Exercise requirements> Transcribe the listing verbatim. Do not carry over any pictures.

--- Begin Extracted records ---

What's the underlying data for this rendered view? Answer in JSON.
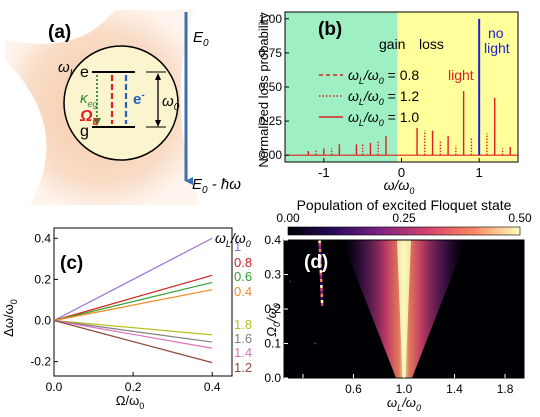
{
  "panel_a": {
    "panel_label": "(a)",
    "energy_axis_top": "E",
    "energy_axis_top_sub": "0",
    "energy_axis_bottom": "E",
    "energy_axis_bottom_sub": "0",
    "energy_axis_bottom_suffix": " - ħω",
    "laser_label": "ω",
    "laser_label_sub": "L",
    "excited_state": "e",
    "ground_state": "g",
    "kappa": "κ",
    "kappa_sub": "eg",
    "omega": "Ω",
    "omega_sub": "0",
    "electron": "e",
    "electron_sup": "-",
    "transition": "ω",
    "transition_sub": "0",
    "colors": {
      "kappa": "#2e8b2e",
      "omega": "#e02020",
      "electron": "#2060c0",
      "beam": "#f6c8a8"
    }
  },
  "chart_data": [
    {
      "panel": "(b)",
      "type": "line",
      "xlabel": "ω/ω",
      "xlabel_sub": "0",
      "ylabel": "Normalized loss probability",
      "xlim": [
        -1.5,
        1.5
      ],
      "ylim": [
        -0.05,
        1.05
      ],
      "xticks": [
        "-1",
        "0",
        "1"
      ],
      "yticks": [
        "0.00",
        "0.25",
        "0.50",
        "0.75",
        "1.00"
      ],
      "regions": [
        {
          "name": "gain",
          "x": [
            -1.5,
            -0.05
          ],
          "color": "#9ef0c4"
        },
        {
          "name": "loss",
          "x": [
            -0.05,
            1.5
          ],
          "color": "#ffff9c"
        }
      ],
      "annotations": [
        {
          "text": "gain",
          "x": -0.55,
          "y": 0.72
        },
        {
          "text": "loss",
          "x": 0.22,
          "y": 0.72
        },
        {
          "text": "light",
          "x": 0.78,
          "y": 0.5,
          "color": "#e02020"
        },
        {
          "text": "no",
          "x": 1.1,
          "y": 0.93,
          "color": "#2020d0"
        },
        {
          "text": "light",
          "x": 1.1,
          "y": 0.8,
          "color": "#2020d0"
        }
      ],
      "legend": [
        {
          "label_value": " = 0.8",
          "style": "dashed"
        },
        {
          "label_value": " = 1.2",
          "style": "dotted"
        },
        {
          "label_value": " = 1.0",
          "style": "solid"
        }
      ],
      "legend_prefix": "ω",
      "legend_prefix_sub": "L",
      "legend_mid": "/ω",
      "legend_mid_sub": "0",
      "series": [
        {
          "color": "#2020d0",
          "peaks": [
            [
              1.0,
              1.0
            ]
          ]
        },
        {
          "color": "#e02020",
          "peaks": [
            [
              -1.2,
              0.03
            ],
            [
              -1.0,
              0.05
            ],
            [
              -0.8,
              0.08
            ],
            [
              -0.58,
              0.08
            ],
            [
              -0.4,
              0.09
            ],
            [
              -0.2,
              0.14
            ],
            [
              0.2,
              0.2
            ],
            [
              0.4,
              0.18
            ],
            [
              0.6,
              0.14
            ],
            [
              0.8,
              0.47
            ],
            [
              1.2,
              0.42
            ],
            [
              1.4,
              0.06
            ]
          ]
        },
        {
          "color": "#e02020",
          "peaks": [
            [
              -1.1,
              0.04
            ],
            [
              -0.9,
              0.05
            ],
            [
              -0.5,
              0.08
            ],
            [
              -0.3,
              0.1
            ],
            [
              0.3,
              0.18
            ],
            [
              0.5,
              0.1
            ],
            [
              0.7,
              0.07
            ],
            [
              0.9,
              0.13
            ],
            [
              1.1,
              0.16
            ],
            [
              1.3,
              0.05
            ]
          ]
        }
      ]
    },
    {
      "panel": "(c)",
      "type": "line",
      "xlabel": "Ω/ω",
      "xlabel_sub": "0",
      "ylabel": "Δω/ω",
      "ylabel_sub": "0",
      "xlim": [
        0,
        0.45
      ],
      "ylim": [
        -0.27,
        0.45
      ],
      "xticks": [
        "0.0",
        "0.2",
        "0.4"
      ],
      "yticks": [
        "-0.2",
        "0.0",
        "0.2",
        "0.4"
      ],
      "legend_title": "ω",
      "legend_title_sub": "L",
      "legend_title_mid": "/ω",
      "legend_title_sub2": "0",
      "series": [
        {
          "name": "1",
          "x": [
            0,
            0.4
          ],
          "y": [
            0,
            0.4
          ],
          "color": "#9b6fd6"
        },
        {
          "name": "0.8",
          "x": [
            0,
            0.4
          ],
          "y": [
            0,
            0.22
          ],
          "color": "#d02020"
        },
        {
          "name": "0.6",
          "x": [
            0,
            0.4
          ],
          "y": [
            0,
            0.185
          ],
          "color": "#30a030"
        },
        {
          "name": "0.4",
          "x": [
            0,
            0.4
          ],
          "y": [
            0,
            0.15
          ],
          "color": "#f08a20"
        },
        {
          "name": "1.8",
          "x": [
            0,
            0.4
          ],
          "y": [
            0,
            -0.07
          ],
          "color": "#b8c020"
        },
        {
          "name": "1.6",
          "x": [
            0,
            0.4
          ],
          "y": [
            0,
            -0.105
          ],
          "color": "#808080"
        },
        {
          "name": "1.4",
          "x": [
            0,
            0.4
          ],
          "y": [
            0,
            -0.135
          ],
          "color": "#e070c0"
        },
        {
          "name": "1.2",
          "x": [
            0,
            0.4
          ],
          "y": [
            0,
            -0.205
          ],
          "color": "#8b4a3a"
        }
      ]
    },
    {
      "panel": "(d)",
      "type": "heatmap",
      "title": "Population of excited Floquet state",
      "colorbar_ticks": [
        "0.00",
        "0.25",
        "0.50"
      ],
      "xlabel": "ω",
      "xlabel_sub": "L",
      "xlabel_mid": "/ω",
      "xlabel_sub2": "0",
      "ylabel": "Ω",
      "ylabel_sub": "0",
      "ylabel_mid": "/ω",
      "ylabel_sub2": "0",
      "xlim": [
        0.05,
        1.95
      ],
      "ylim": [
        0,
        0.4
      ],
      "xticks": [
        "0.6",
        "1.0",
        "1.4",
        "1.8"
      ],
      "yticks": [
        "0.0",
        "0.1",
        "0.2",
        "0.3",
        "0.4"
      ],
      "resonance_center": 1.0,
      "secondary_resonance": 0.33
    }
  ]
}
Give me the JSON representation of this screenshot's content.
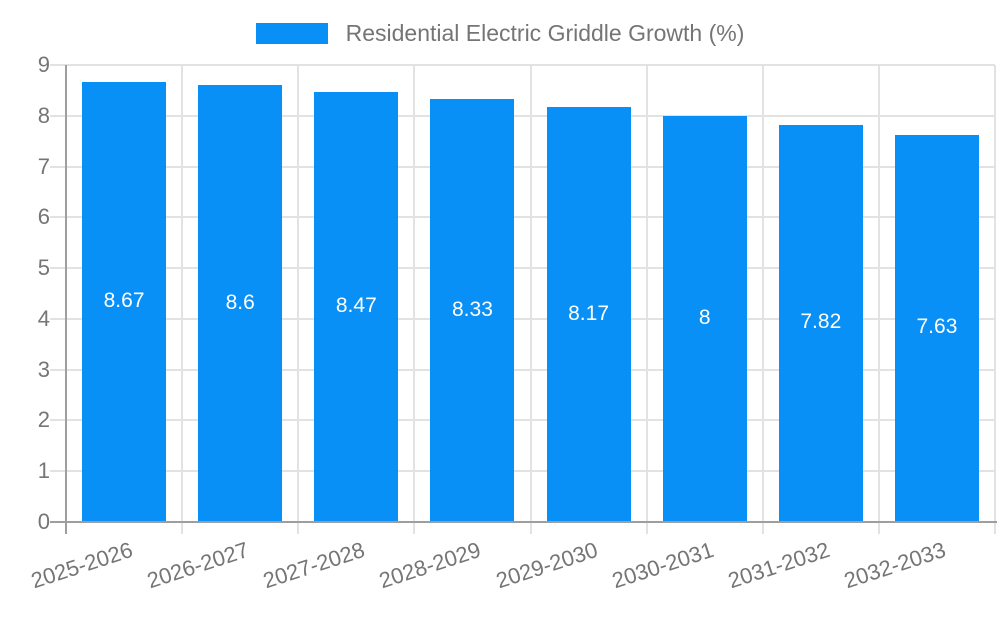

--- End Extracted records ---

Right answer>
What's the underlying data for this rendered view? Answer in JSON.
{
  "panel_a": {
    "panel_label": "(a)",
    "energy_axis_top": "E",
    "energy_axis_top_sub": "0",
    "energy_axis_bottom": "E",
    "energy_axis_bottom_sub": "0",
    "energy_axis_bottom_suffix": " - ħω",
    "laser_label": "ω",
    "laser_label_sub": "L",
    "excited_state": "e",
    "ground_state": "g",
    "kappa": "κ",
    "kappa_sub": "eg",
    "omega": "Ω",
    "omega_sub": "0",
    "electron": "e",
    "electron_sup": "-",
    "transition": "ω",
    "transition_sub": "0",
    "colors": {
      "kappa": "#2e8b2e",
      "omega": "#e02020",
      "electron": "#2060c0",
      "beam": "#f6c8a8"
    }
  },
  "chart_data": [
    {
      "panel": "(b)",
      "type": "line",
      "xlabel": "ω/ω",
      "xlabel_sub": "0",
      "ylabel": "Normalized loss probability",
      "xlim": [
        -1.5,
        1.5
      ],
      "ylim": [
        -0.05,
        1.05
      ],
      "xticks": [
        "-1",
        "0",
        "1"
      ],
      "yticks": [
        "0.00",
        "0.25",
        "0.50",
        "0.75",
        "1.00"
      ],
      "regions": [
        {
          "name": "gain",
          "x": [
            -1.5,
            -0.05
          ],
          "color": "#9ef0c4"
        },
        {
          "name": "loss",
          "x": [
            -0.05,
            1.5
          ],
          "color": "#ffff9c"
        }
      ],
      "annotations": [
        {
          "text": "gain",
          "x": -0.55,
          "y": 0.72
        },
        {
          "text": "loss",
          "x": 0.22,
          "y": 0.72
        },
        {
          "text": "light",
          "x": 0.78,
          "y": 0.5,
          "color": "#e02020"
        },
        {
          "text": "no",
          "x": 1.1,
          "y": 0.93,
          "color": "#2020d0"
        },
        {
          "text": "light",
          "x": 1.1,
          "y": 0.8,
          "color": "#2020d0"
        }
      ],
      "legend": [
        {
          "label_value": " = 0.8",
          "style": "dashed"
        },
        {
          "label_value": " = 1.2",
          "style": "dotted"
        },
        {
          "label_value": " = 1.0",
          "style": "solid"
        }
      ],
      "legend_prefix": "ω",
      "legend_prefix_sub": "L",
      "legend_mid": "/ω",
      "legend_mid_sub": "0",
      "series": [
        {
          "color": "#2020d0",
          "peaks": [
            [
              1.0,
              1.0
            ]
          ]
        },
        {
          "color": "#e02020",
          "peaks": [
            [
              -1.2,
              0.03
            ],
            [
              -1.0,
              0.05
            ],
            [
              -0.8,
              0.08
            ],
            [
              -0.58,
              0.08
            ],
            [
              -0.4,
              0.09
            ],
            [
              -0.2,
              0.14
            ],
            [
              0.2,
              0.2
            ],
            [
              0.4,
              0.18
            ],
            [
              0.6,
              0.14
            ],
            [
              0.8,
              0.47
            ],
            [
              1.2,
              0.42
            ],
            [
              1.4,
              0.06
            ]
          ]
        },
        {
          "color": "#e02020",
          "peaks": [
            [
              -1.1,
              0.04
            ],
            [
              -0.9,
              0.05
            ],
            [
              -0.5,
              0.08
            ],
            [
              -0.3,
              0.1
            ],
            [
              0.3,
              0.18
            ],
            [
              0.5,
              0.1
            ],
            [
              0.7,
              0.07
            ],
            [
              0.9,
              0.13
            ],
            [
              1.1,
              0.16
            ],
            [
              1.3,
              0.05
            ]
          ]
        }
      ]
    },
    {
      "panel": "(c)",
      "type": "line",
      "xlabel": "Ω/ω",
      "xlabel_sub": "0",
      "ylabel": "Δω/ω",
      "ylabel_sub": "0",
      "xlim": [
        0,
        0.45
      ],
      "ylim": [
        -0.27,
        0.45
      ],
      "xticks": [
        "0.0",
        "0.2",
        "0.4"
      ],
      "yticks": [
        "-0.2",
        "0.0",
        "0.2",
        "0.4"
      ],
      "legend_title": "ω",
      "legend_title_sub": "L",
      "legend_title_mid": "/ω",
      "legend_title_sub2": "0",
      "series": [
        {
          "name": "1",
          "x": [
            0,
            0.4
          ],
          "y": [
            0,
            0.4
          ],
          "color": "#9b6fd6"
        },
        {
          "name": "0.8",
          "x": [
            0,
            0.4
          ],
          "y": [
            0,
            0.22
          ],
          "color": "#d02020"
        },
        {
          "name": "0.6",
          "x": [
            0,
            0.4
          ],
          "y": [
            0,
            0.185
          ],
          "color": "#30a030"
        },
        {
          "name": "0.4",
          "x": [
            0,
            0.4
          ],
          "y": [
            0,
            0.15
          ],
          "color": "#f08a20"
        },
        {
          "name": "1.8",
          "x": [
            0,
            0.4
          ],
          "y": [
            0,
            -0.07
          ],
          "color": "#b8c020"
        },
        {
          "name": "1.6",
          "x": [
            0,
            0.4
          ],
          "y": [
            0,
            -0.105
          ],
          "color": "#808080"
        },
        {
          "name": "1.4",
          "x": [
            0,
            0.4
          ],
          "y": [
            0,
            -0.135
          ],
          "color": "#e070c0"
        },
        {
          "name": "1.2",
          "x": [
            0,
            0.4
          ],
          "y": [
            0,
            -0.205
          ],
          "color": "#8b4a3a"
        }
      ]
    },
    {
      "panel": "(d)",
      "type": "heatmap",
      "title": "Population of excited Floquet state",
      "colorbar_ticks": [
        "0.00",
        "0.25",
        "0.50"
      ],
      "xlabel": "ω",
      "xlabel_sub": "L",
      "xlabel_mid": "/ω",
      "xlabel_sub2": "0",
      "ylabel": "Ω",
      "ylabel_sub": "0",
      "ylabel_mid": "/ω",
      "ylabel_sub2": "0",
      "xlim": [
        0.05,
        1.95
      ],
      "ylim": [
        0,
        0.4
      ],
      "xticks": [
        "0.6",
        "1.0",
        "1.4",
        "1.8"
      ],
      "yticks": [
        "0.0",
        "0.1",
        "0.2",
        "0.3",
        "0.4"
      ],
      "resonance_center": 1.0,
      "secondary_resonance": 0.33
    }
  ]
}
Give me the JSON representation of this screenshot's content.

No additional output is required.